▶ [Work to be completed]
Copy all lines of the listing that include the string "games".

▶ [Stored rows]
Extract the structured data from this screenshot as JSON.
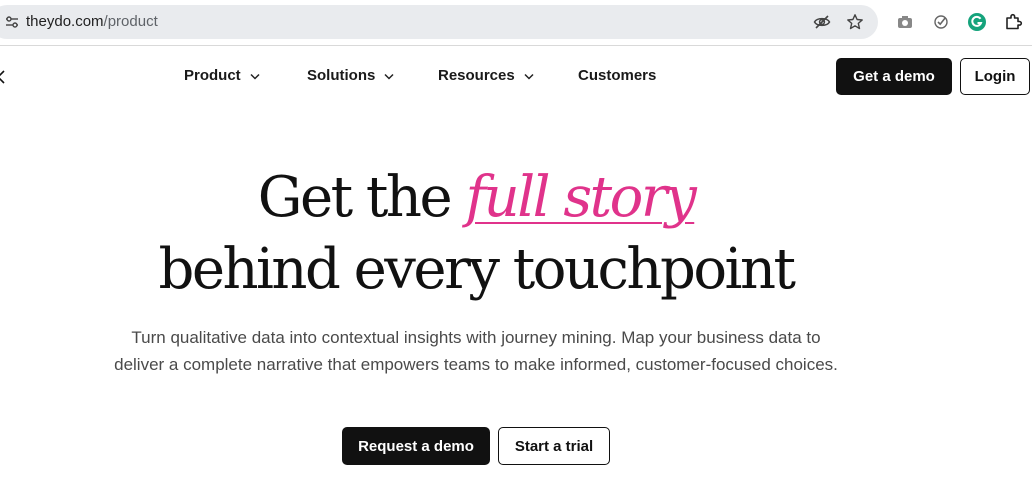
{
  "browser": {
    "url_domain": "theydo.com",
    "url_path": "/product",
    "icons": [
      "tune-icon",
      "eye-off-icon",
      "star-icon",
      "camera-icon",
      "checkmark-circle-icon",
      "grammarly-icon",
      "extensions-icon"
    ]
  },
  "nav": {
    "items": [
      {
        "label": "Product",
        "has_dropdown": true
      },
      {
        "label": "Solutions",
        "has_dropdown": true
      },
      {
        "label": "Resources",
        "has_dropdown": true
      },
      {
        "label": "Customers",
        "has_dropdown": false
      }
    ],
    "demo_label": "Get a demo",
    "login_label": "Login"
  },
  "hero": {
    "line1_prefix": "Get the ",
    "line1_accent": "full story",
    "line2": "behind every touchpoint",
    "subtext": "Turn qualitative data into contextual insights with journey mining.  Map your business data to deliver a complete narrative that empowers teams to make informed, customer-focused choices.",
    "cta_primary": "Request a demo",
    "cta_secondary": "Start a trial"
  },
  "colors": {
    "accent": "#e0338b",
    "primary_button": "#111111",
    "omnibox": "#e9ebee"
  }
}
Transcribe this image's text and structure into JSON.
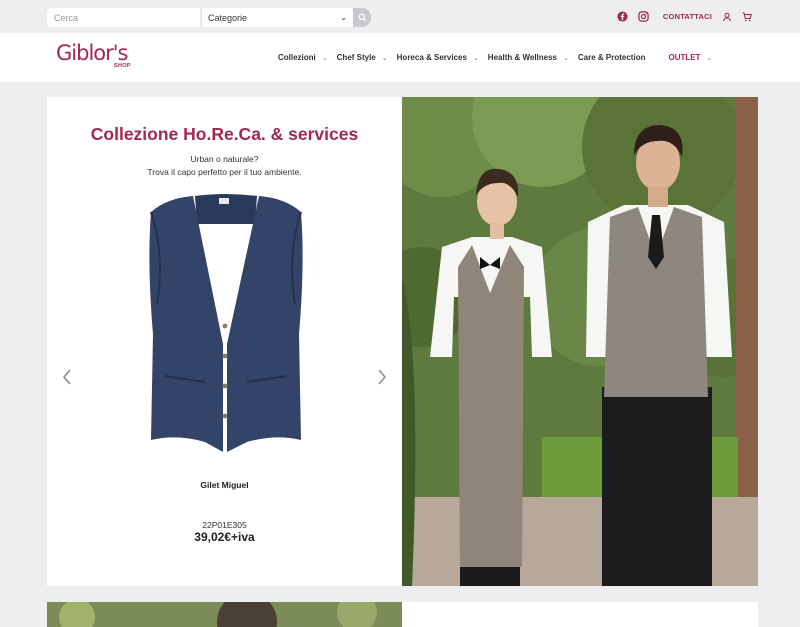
{
  "topbar": {
    "search_placeholder": "Cerca",
    "category_label": "Categorie",
    "contact_label": "CONTATTACI",
    "icons": [
      "search-icon",
      "facebook-icon",
      "instagram-icon",
      "user-icon",
      "cart-icon"
    ]
  },
  "header": {
    "logo_text": "Giblor's",
    "logo_sub": "SHOP",
    "nav": [
      {
        "label": "Collezioni"
      },
      {
        "label": "Chef Style"
      },
      {
        "label": "Horeca & Services"
      },
      {
        "label": "Health & Wellness"
      },
      {
        "label": "Care & Protection"
      },
      {
        "label": "OUTLET"
      }
    ]
  },
  "hero": {
    "title": "Collezione Ho.Re.Ca. & services",
    "subtitle_line1": "Urban o naturale?",
    "subtitle_line2": "Trova il capo perfetto per il tuo ambiente.",
    "product_name": "Gilet Miguel",
    "product_code": "22P01E305",
    "product_price": "39,02€+iva"
  },
  "colors": {
    "brand": "#a3284c",
    "page_bg": "#eeeef0"
  }
}
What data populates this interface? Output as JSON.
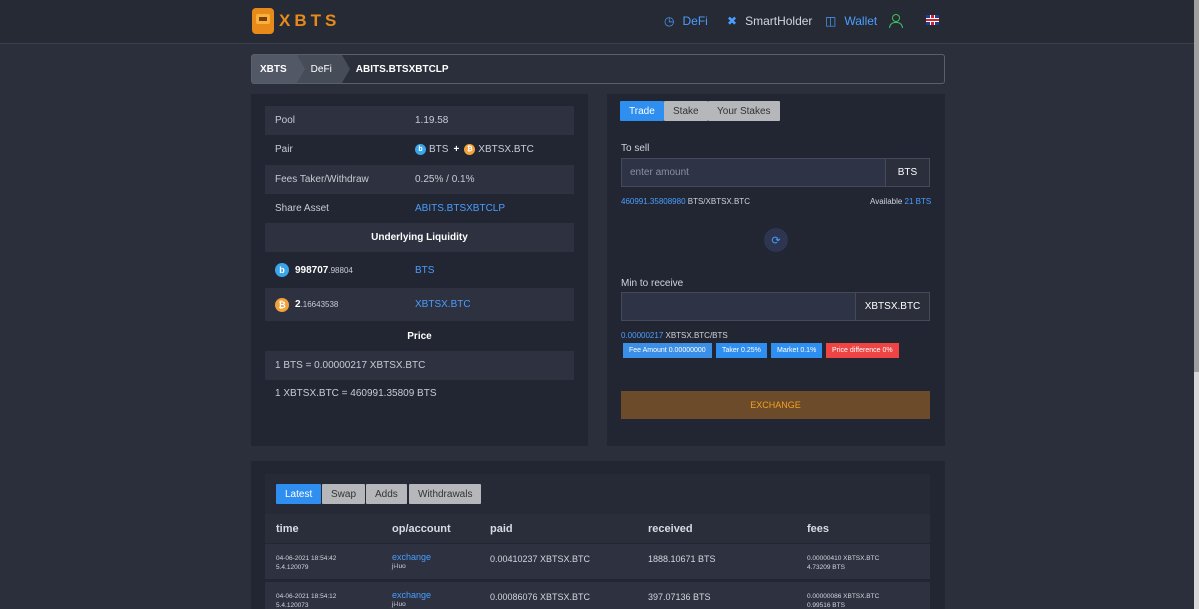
{
  "brand": {
    "logo_text": "XBTS"
  },
  "nav": {
    "defi": "DeFi",
    "smartholder": "SmartHolder",
    "wallet": "Wallet"
  },
  "breadcrumb": {
    "root": "XBTS",
    "section": "DeFi",
    "current": "ABITS.BTSXBTCLP"
  },
  "pool_info": {
    "pool_label": "Pool",
    "pool_value": "1.19.58",
    "pair_label": "Pair",
    "pair_a": "BTS",
    "pair_plus": "+",
    "pair_b": "XBTSX.BTC",
    "fees_label": "Fees Taker/Withdraw",
    "fees_value": "0.25% / 0.1%",
    "share_label": "Share Asset",
    "share_value": "ABITS.BTSXBTCLP",
    "underlying_title": "Underlying Liquidity",
    "liq_a_int": "998707",
    "liq_a_dec": ".98804",
    "liq_a_asset": "BTS",
    "liq_b_int": "2",
    "liq_b_dec": ".16643538",
    "liq_b_asset": "XBTSX.BTC",
    "price_title": "Price",
    "price_1": "1 BTS = 0.00000217 XBTSX.BTC",
    "price_2": "1 XBTSX.BTC = 460991.35809 BTS"
  },
  "trade": {
    "tabs": {
      "trade": "Trade",
      "stake": "Stake",
      "your_stakes": "Your Stakes"
    },
    "to_sell_label": "To sell",
    "sell_placeholder": "enter amount",
    "sell_unit": "BTS",
    "rate_value": "460991.35808980",
    "rate_unit": " BTS/XBTSX.BTC",
    "available_label": "Available ",
    "available_value": "21 BTS",
    "min_receive_label": "Min to receive",
    "receive_unit": "XBTSX.BTC",
    "rate2_value": "0.00000217",
    "rate2_unit": " XBTSX.BTC/BTS",
    "badges": {
      "fee": "Fee Amount 0.00000000",
      "taker": "Taker 0.25%",
      "market": "Market 0.1%",
      "price_diff": "Price difference 0%"
    },
    "exchange_label": "EXCHANGE"
  },
  "history": {
    "tabs": {
      "latest": "Latest",
      "swap": "Swap",
      "adds": "Adds",
      "withdrawals": "Withdrawals"
    },
    "columns": {
      "time": "time",
      "op": "op/account",
      "paid": "paid",
      "received": "received",
      "fees": "fees"
    },
    "rows": [
      {
        "time": "04-06-2021 18:54:42",
        "id": "5.4.120079",
        "op": "exchange",
        "account": "ji-luo",
        "paid": "0.00410237 XBTSX.BTC",
        "received": "1888.10671 BTS",
        "fee_1": "0.00000410 XBTSX.BTC",
        "fee_2": "4.73209 BTS"
      },
      {
        "time": "04-06-2021 18:54:12",
        "id": "5.4.120073",
        "op": "exchange",
        "account": "ji-luo",
        "paid": "0.00086076 XBTSX.BTC",
        "received": "397.07136 BTS",
        "fee_1": "0.00000086 XBTSX.BTC",
        "fee_2": "0.99516 BTS"
      }
    ]
  },
  "colors": {
    "accent": "#2f8ff0",
    "brand": "#e88a1a",
    "link": "#4a9eff",
    "exchange_bg": "#6b4b2a",
    "danger": "#ef4444"
  }
}
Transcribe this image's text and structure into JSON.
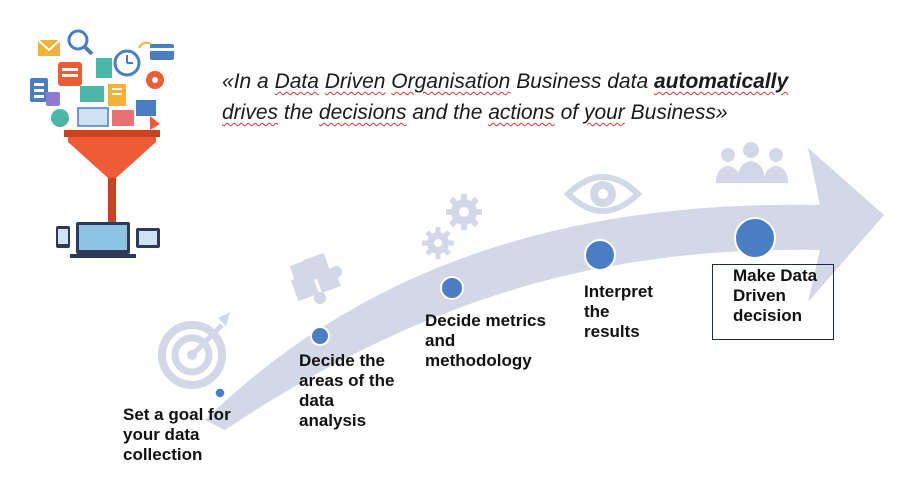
{
  "quote": {
    "open": "«",
    "seg1": "In a ",
    "seg2": "Data",
    "seg3": " ",
    "seg4": "Driven",
    "seg5": " ",
    "seg6": "Organisation",
    "seg7": " Business data ",
    "seg8": "automatically",
    "seg9": "drives",
    "seg10": " the ",
    "seg11": "decisions",
    "seg12": " and the ",
    "seg13": "actions",
    "seg14": " of ",
    "seg15": "your",
    "seg16": " Business",
    "close": "»"
  },
  "steps": [
    {
      "label": "Set a goal for\nyour data\ncollection"
    },
    {
      "label": "Decide the\nareas of the\ndata\nanalysis"
    },
    {
      "label": "Decide metrics\nand\nmethodology"
    },
    {
      "label": "Interpret\nthe\nresults"
    },
    {
      "label": "Make Data\nDriven\ndecision"
    }
  ],
  "colors": {
    "arrow": "#d3d8e8",
    "marker": "#4a7ec3",
    "icon": "#d3d8e8",
    "funnel": "#ee5b34",
    "text": "#111111"
  },
  "icons": [
    "target-icon",
    "puzzle-icon",
    "gears-icon",
    "eye-icon",
    "people-icon",
    "data-funnel-icon"
  ]
}
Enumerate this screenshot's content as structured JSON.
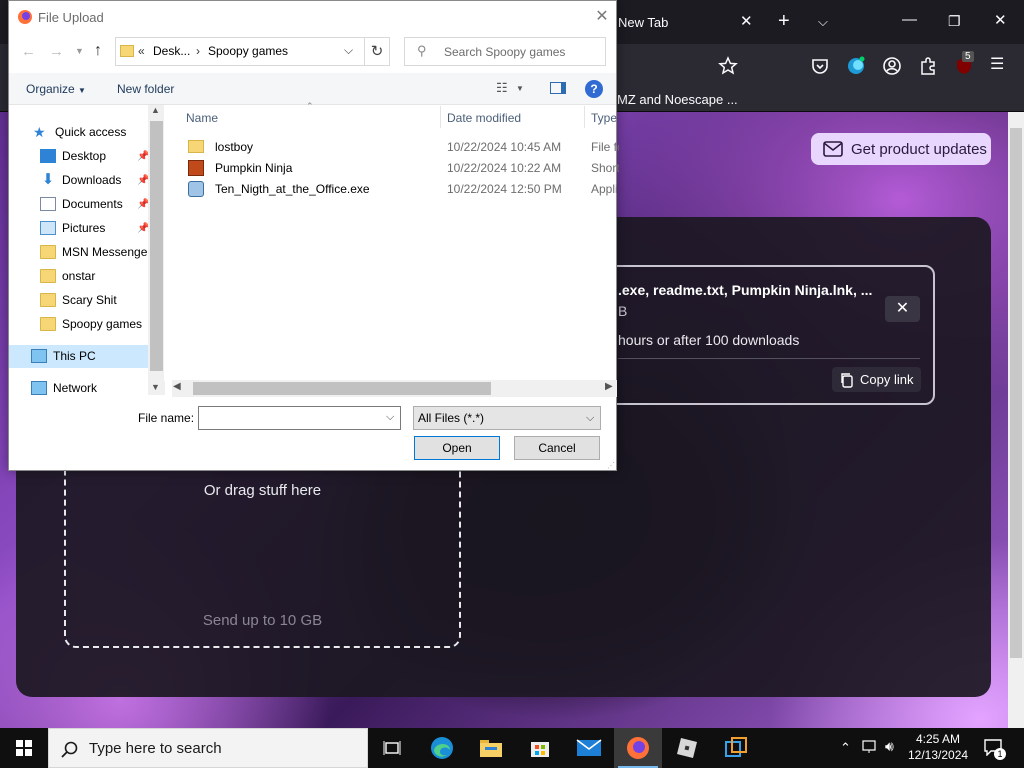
{
  "browser": {
    "tab_title": "New Tab",
    "bookmark_text": "MZ and Noescape ...",
    "extension_badge": "5",
    "updates_button": "Get product updates",
    "drag_text": "Or drag stuff here",
    "send_limit_text": "Send up to 10 GB",
    "share_card": {
      "files_text": ".exe, readme.txt, Pumpkin Ninja.lnk, ...",
      "size_text": "B",
      "expire_text": "hours or after 100 downloads",
      "copy_link": "Copy link"
    }
  },
  "dialog": {
    "title": "File Upload",
    "address": {
      "prefix": "«",
      "crumb1": "Desk...",
      "sep": "›",
      "crumb2": "Spoopy games"
    },
    "search_placeholder": "Search Spoopy games",
    "organize": "Organize",
    "new_folder": "New folder",
    "nav": {
      "quick_access": "Quick access",
      "items": [
        "Desktop",
        "Downloads",
        "Documents",
        "Pictures",
        "MSN Messenger",
        "onstar",
        "Scary Shit",
        "Spoopy games"
      ],
      "this_pc": "This PC",
      "network": "Network"
    },
    "columns": {
      "name": "Name",
      "date": "Date modified",
      "type": "Type"
    },
    "files": [
      {
        "name": "lostboy",
        "date": "10/22/2024 10:45 AM",
        "type": "File fo"
      },
      {
        "name": "Pumpkin Ninja",
        "date": "10/22/2024 10:22 AM",
        "type": "Short"
      },
      {
        "name": "Ten_Nigth_at_the_Office.exe",
        "date": "10/22/2024 12:50 PM",
        "type": "Appli"
      }
    ],
    "file_name_label": "File name:",
    "file_name_value": "",
    "filter": "All Files (*.*)",
    "open": "Open",
    "cancel": "Cancel"
  },
  "taskbar": {
    "search_placeholder": "Type here to search",
    "time": "4:25 AM",
    "date": "12/13/2024",
    "notification_count": "1"
  }
}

▶ [Result below]
      "crumb2": "Spoopy games"
    "search_placeholder": "Search Spoopy games",
        "Spoopy games"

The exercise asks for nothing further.